EXCERPTED DATA –
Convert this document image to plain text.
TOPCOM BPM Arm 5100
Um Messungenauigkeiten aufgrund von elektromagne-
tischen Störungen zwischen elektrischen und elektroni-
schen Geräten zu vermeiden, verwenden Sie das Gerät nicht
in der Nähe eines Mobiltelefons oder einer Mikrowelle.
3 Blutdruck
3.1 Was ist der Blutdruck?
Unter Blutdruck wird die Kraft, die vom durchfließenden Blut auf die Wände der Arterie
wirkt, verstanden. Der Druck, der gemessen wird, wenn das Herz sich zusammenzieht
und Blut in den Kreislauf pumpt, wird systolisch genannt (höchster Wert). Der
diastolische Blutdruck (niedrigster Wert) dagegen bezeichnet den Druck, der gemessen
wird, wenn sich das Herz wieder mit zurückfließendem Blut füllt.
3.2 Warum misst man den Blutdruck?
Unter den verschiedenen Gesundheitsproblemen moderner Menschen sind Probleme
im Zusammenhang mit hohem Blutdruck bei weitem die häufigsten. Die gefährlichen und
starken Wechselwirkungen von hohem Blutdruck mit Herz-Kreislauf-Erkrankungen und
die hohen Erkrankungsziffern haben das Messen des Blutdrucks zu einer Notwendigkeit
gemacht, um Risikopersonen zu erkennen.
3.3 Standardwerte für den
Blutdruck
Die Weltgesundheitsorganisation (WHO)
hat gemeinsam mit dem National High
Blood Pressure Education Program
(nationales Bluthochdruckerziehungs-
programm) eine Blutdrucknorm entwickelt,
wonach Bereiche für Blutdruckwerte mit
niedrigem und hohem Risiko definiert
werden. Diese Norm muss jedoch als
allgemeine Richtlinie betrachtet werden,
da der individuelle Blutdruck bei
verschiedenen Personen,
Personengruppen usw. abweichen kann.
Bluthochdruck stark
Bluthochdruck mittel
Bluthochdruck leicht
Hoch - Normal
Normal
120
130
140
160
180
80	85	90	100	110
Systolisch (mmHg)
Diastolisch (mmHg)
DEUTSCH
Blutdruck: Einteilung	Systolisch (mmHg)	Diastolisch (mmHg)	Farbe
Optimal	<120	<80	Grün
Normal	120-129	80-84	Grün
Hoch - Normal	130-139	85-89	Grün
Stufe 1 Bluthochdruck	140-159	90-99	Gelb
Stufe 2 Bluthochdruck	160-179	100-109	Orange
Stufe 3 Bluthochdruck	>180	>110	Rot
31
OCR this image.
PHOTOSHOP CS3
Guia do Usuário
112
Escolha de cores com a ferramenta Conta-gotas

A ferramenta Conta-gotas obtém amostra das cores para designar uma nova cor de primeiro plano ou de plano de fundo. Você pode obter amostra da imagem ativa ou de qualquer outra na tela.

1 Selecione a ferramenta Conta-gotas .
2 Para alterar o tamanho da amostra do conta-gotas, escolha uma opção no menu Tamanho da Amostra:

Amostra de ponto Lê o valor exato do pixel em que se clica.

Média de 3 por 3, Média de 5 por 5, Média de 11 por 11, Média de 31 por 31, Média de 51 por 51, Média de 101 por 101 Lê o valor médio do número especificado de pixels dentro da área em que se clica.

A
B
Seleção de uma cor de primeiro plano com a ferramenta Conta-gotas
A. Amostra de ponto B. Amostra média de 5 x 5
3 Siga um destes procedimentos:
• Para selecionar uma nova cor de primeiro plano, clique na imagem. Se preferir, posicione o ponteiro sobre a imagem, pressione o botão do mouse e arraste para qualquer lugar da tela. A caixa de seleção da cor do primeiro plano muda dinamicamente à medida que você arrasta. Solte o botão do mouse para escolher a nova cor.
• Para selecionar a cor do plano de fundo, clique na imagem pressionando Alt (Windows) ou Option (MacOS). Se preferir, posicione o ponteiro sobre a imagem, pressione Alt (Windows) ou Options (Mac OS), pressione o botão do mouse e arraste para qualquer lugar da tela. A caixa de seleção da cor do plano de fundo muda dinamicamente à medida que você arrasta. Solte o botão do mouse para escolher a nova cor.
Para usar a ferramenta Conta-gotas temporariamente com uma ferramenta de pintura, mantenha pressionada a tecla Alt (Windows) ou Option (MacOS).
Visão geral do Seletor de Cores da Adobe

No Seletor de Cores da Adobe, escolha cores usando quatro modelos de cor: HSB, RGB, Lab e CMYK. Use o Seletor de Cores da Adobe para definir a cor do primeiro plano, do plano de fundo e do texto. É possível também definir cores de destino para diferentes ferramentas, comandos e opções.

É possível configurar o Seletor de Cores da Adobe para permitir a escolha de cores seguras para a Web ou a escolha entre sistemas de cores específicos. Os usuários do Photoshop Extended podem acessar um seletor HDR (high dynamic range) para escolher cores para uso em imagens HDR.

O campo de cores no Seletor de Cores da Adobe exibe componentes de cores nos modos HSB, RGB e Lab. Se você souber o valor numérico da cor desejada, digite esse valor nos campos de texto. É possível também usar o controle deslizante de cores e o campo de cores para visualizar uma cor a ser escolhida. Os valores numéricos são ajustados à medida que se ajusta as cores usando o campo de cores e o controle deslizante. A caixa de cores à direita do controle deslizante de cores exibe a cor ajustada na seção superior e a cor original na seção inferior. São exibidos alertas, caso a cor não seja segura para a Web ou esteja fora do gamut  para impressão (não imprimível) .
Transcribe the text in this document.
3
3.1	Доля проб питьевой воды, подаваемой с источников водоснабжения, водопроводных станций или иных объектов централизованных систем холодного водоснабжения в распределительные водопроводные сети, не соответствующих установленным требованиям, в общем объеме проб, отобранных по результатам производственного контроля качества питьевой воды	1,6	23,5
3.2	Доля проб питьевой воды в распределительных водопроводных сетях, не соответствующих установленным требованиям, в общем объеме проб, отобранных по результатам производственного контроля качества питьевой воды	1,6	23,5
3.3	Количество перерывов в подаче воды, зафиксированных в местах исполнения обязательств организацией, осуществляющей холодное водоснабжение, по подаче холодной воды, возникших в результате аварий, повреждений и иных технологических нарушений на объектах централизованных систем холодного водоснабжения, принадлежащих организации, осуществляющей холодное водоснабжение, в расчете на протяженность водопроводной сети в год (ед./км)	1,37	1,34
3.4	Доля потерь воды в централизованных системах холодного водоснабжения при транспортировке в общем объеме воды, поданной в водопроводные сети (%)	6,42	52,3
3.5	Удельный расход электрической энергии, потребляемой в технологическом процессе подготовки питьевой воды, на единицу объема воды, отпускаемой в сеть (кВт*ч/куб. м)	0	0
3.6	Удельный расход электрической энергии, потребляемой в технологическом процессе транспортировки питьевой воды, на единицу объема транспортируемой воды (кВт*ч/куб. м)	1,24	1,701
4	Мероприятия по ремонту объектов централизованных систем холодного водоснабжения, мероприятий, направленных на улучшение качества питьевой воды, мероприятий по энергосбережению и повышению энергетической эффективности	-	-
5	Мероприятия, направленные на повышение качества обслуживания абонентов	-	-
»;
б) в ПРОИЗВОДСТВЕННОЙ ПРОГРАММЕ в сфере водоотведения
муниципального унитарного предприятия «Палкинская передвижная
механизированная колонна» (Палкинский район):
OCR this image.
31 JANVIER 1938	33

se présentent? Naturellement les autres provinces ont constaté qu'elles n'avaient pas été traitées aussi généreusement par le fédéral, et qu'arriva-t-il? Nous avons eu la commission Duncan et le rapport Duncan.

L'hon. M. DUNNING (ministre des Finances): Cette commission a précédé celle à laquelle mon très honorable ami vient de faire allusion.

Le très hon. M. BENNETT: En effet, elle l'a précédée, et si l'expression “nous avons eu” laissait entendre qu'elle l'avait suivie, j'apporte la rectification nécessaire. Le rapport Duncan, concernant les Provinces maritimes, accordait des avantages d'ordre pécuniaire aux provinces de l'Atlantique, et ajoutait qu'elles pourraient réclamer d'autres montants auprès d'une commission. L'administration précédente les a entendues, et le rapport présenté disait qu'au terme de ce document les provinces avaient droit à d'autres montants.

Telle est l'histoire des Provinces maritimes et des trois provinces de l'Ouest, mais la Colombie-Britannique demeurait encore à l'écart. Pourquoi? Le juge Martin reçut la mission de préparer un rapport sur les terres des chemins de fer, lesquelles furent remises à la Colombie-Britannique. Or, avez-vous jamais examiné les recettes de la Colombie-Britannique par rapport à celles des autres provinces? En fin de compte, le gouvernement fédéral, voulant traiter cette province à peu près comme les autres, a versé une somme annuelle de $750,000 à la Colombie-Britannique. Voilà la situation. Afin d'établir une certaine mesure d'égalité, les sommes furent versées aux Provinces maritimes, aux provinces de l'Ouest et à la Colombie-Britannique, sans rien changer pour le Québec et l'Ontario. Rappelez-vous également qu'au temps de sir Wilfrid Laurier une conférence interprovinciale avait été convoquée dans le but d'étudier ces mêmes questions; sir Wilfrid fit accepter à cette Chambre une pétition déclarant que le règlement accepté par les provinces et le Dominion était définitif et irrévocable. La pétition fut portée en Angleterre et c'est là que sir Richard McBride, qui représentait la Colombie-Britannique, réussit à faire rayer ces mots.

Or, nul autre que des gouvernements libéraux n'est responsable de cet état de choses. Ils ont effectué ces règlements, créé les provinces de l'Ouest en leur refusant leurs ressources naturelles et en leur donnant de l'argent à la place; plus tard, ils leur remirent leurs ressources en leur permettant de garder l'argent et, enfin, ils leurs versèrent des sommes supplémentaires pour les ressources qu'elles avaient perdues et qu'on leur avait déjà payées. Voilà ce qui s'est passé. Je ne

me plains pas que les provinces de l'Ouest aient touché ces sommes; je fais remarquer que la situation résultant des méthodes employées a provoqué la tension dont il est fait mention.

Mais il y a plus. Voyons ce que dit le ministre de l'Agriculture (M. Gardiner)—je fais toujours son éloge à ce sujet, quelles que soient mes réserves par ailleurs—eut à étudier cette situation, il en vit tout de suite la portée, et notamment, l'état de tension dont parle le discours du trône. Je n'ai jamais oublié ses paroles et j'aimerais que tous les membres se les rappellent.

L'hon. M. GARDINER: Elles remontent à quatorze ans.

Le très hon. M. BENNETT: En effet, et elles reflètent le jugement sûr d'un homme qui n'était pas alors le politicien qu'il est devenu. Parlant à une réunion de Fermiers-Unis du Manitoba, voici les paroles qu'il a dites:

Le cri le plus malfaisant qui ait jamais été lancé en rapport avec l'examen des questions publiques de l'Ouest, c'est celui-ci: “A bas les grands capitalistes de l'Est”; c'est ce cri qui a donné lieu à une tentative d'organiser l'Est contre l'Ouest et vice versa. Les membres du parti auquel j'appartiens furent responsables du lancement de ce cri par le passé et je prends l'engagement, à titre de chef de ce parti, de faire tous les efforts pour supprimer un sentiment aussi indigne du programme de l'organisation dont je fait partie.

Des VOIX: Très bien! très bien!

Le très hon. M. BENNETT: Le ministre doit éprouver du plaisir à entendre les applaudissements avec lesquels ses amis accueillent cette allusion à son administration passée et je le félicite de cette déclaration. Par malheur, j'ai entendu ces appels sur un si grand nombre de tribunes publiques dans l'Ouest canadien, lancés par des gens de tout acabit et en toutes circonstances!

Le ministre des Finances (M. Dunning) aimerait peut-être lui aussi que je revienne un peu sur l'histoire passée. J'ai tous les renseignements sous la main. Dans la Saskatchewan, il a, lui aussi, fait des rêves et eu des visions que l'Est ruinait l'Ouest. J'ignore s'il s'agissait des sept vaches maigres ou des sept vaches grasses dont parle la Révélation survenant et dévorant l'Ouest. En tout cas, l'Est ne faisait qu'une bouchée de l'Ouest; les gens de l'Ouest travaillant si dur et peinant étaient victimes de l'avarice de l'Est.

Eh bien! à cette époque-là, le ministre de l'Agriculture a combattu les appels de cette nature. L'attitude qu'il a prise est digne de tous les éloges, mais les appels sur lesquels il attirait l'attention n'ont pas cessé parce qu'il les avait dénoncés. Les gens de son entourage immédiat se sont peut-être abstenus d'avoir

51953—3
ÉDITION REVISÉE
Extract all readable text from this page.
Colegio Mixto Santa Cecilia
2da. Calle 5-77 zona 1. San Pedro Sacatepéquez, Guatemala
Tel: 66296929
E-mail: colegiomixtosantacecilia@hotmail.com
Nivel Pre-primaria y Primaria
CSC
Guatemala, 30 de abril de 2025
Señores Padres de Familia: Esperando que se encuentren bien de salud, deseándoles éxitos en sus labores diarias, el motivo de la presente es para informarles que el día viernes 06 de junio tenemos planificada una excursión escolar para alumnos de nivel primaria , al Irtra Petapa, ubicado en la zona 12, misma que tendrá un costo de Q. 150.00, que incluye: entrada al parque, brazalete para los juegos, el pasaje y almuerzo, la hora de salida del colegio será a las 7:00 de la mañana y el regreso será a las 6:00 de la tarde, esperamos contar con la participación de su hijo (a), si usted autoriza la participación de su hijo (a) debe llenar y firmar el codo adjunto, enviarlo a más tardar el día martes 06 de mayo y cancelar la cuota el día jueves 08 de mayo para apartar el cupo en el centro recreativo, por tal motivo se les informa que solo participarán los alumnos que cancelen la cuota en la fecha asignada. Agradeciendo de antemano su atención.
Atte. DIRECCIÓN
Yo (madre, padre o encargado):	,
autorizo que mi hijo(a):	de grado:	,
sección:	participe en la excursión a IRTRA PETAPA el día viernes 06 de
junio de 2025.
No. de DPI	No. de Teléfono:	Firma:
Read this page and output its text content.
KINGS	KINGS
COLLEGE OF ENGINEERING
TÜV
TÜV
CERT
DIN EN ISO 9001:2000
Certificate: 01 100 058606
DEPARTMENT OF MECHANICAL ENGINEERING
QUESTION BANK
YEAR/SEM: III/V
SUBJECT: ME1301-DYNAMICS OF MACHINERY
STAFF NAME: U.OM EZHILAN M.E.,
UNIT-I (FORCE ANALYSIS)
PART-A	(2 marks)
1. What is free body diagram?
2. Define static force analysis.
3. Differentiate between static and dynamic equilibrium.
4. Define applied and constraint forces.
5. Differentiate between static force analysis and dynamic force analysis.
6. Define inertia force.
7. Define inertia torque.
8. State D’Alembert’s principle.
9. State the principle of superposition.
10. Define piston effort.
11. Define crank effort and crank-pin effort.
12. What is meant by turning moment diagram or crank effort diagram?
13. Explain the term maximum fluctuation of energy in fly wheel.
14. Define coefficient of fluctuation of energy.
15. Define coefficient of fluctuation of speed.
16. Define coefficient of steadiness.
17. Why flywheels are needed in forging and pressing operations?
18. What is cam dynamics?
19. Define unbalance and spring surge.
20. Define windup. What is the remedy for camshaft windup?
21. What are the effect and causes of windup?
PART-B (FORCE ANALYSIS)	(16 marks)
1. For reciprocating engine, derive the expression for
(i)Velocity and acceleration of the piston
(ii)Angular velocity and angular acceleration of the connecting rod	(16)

WORK INSTRUCTIONS –
Go through the records. Copy each line where "acceleration" appears.

THE SOLUTION –
(i)Velocity and acceleration of the piston
(ii)Angular velocity and angular acceleration of the connecting rod	(16)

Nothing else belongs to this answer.